Provided records ▸
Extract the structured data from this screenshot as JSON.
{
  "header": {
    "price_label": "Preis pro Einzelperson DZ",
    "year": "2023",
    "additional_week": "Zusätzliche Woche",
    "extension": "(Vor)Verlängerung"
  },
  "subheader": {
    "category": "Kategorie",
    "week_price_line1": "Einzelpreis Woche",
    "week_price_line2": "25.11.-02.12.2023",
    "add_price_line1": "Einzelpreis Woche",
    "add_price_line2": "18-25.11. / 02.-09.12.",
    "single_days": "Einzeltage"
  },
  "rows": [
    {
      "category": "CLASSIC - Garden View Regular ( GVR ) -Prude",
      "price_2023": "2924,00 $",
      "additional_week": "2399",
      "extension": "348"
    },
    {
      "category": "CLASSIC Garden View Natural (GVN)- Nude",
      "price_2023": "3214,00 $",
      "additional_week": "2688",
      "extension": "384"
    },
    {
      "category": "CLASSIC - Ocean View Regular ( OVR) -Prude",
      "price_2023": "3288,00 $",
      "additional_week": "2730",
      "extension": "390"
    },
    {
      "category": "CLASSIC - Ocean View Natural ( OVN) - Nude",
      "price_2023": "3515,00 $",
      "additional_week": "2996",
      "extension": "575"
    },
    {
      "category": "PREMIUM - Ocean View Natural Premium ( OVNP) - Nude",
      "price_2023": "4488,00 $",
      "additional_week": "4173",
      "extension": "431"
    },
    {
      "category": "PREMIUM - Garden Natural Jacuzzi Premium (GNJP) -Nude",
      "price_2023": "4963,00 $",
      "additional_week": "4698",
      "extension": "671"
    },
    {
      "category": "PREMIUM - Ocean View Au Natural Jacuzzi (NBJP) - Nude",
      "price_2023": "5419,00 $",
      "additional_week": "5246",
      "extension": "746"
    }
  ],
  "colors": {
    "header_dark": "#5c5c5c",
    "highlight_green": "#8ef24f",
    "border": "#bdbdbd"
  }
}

Aim ▸ Of all the lines in the entries, how many contain the word "Regular"? Give only the number.

Task answer ▸ 2